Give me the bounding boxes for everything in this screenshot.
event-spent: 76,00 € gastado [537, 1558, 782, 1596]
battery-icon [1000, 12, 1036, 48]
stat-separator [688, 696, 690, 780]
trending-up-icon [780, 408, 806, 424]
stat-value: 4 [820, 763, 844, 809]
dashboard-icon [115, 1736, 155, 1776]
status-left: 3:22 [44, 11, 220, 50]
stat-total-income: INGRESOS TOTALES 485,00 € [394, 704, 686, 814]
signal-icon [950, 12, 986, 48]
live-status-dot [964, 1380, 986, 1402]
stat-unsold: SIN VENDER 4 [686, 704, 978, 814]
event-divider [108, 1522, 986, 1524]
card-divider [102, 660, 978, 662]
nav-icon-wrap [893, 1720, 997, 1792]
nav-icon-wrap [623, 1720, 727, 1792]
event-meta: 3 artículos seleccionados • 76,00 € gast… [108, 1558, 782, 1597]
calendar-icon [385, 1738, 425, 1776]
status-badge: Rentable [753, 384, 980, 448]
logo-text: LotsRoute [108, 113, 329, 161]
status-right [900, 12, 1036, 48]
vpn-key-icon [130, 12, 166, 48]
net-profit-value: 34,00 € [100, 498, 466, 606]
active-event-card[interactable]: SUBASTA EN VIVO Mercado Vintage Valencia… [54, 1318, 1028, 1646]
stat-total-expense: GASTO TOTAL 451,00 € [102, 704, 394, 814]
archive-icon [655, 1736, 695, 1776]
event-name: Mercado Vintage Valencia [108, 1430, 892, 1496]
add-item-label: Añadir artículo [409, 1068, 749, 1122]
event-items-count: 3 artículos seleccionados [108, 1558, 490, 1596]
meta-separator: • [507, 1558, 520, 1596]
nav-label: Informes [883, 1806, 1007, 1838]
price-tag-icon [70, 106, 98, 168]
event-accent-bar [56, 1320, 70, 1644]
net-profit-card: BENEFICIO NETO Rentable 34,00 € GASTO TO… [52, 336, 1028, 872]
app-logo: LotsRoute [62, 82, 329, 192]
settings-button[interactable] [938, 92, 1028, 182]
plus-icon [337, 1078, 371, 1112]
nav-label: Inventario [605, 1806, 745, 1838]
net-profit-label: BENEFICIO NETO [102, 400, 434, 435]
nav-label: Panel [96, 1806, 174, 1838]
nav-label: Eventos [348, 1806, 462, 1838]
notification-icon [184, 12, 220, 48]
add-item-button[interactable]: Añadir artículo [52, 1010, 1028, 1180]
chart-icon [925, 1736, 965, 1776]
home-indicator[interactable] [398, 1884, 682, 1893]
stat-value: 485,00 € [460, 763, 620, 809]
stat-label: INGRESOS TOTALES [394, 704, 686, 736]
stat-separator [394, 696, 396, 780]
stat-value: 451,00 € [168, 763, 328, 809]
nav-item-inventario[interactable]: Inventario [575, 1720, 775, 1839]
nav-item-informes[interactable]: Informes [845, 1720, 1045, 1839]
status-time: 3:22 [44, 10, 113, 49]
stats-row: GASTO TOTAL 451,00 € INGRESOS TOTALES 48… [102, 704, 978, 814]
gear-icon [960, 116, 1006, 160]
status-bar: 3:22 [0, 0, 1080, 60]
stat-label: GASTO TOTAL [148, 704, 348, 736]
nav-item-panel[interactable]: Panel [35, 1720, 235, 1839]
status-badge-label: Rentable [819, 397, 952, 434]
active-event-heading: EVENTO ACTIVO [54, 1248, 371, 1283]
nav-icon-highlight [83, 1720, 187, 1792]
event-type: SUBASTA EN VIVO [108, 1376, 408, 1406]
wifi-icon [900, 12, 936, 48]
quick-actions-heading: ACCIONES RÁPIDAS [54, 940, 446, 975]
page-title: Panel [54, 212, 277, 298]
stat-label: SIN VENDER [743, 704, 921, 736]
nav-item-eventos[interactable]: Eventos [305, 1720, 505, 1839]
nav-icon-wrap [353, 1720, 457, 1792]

══════

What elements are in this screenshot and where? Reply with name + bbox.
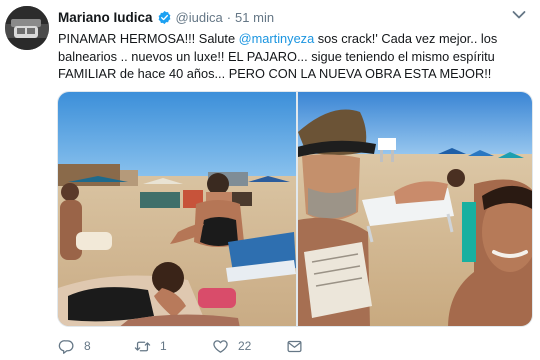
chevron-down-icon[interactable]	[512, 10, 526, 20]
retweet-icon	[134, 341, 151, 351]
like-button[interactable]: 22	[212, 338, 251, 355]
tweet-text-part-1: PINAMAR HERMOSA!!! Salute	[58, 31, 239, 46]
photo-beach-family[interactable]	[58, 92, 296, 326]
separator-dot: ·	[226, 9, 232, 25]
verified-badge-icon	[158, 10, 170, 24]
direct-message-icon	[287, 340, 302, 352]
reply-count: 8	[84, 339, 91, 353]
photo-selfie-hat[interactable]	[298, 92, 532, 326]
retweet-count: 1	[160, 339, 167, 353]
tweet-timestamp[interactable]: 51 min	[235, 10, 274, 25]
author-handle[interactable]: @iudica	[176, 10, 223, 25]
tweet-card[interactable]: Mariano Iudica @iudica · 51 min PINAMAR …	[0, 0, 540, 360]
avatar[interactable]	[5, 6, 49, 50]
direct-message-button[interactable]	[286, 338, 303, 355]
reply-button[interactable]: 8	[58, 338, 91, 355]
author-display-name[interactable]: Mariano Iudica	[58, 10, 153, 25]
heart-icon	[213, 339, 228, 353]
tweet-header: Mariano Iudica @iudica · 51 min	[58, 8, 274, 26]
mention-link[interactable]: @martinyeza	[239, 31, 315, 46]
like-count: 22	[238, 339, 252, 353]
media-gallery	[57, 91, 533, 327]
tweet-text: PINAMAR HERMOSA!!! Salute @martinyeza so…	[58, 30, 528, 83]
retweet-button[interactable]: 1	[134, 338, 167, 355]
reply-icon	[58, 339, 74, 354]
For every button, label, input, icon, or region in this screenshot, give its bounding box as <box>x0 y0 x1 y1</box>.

══════

** Set problem **
Copy out the records word for word, beginning at the line that has "10, 526, 20]" and ending after the line that has "10, 223, 25]".

** Answer to this problem **
chevron-down-icon[interactable]	[512, 10, 526, 20]
retweet-icon	[134, 341, 151, 351]
like-button[interactable]: 22	[212, 338, 251, 355]
tweet-text-part-1: PINAMAR HERMOSA!!! Salute	[58, 31, 239, 46]
photo-beach-family[interactable]	[58, 92, 296, 326]
separator-dot: ·	[226, 9, 232, 25]
verified-badge-icon	[158, 10, 170, 24]
direct-message-icon	[287, 340, 302, 352]
reply-count: 8	[84, 339, 91, 353]
photo-selfie-hat[interactable]	[298, 92, 532, 326]
retweet-count: 1	[160, 339, 167, 353]
tweet-timestamp[interactable]: 51 min	[235, 10, 274, 25]
author-handle[interactable]: @iudica	[176, 10, 223, 25]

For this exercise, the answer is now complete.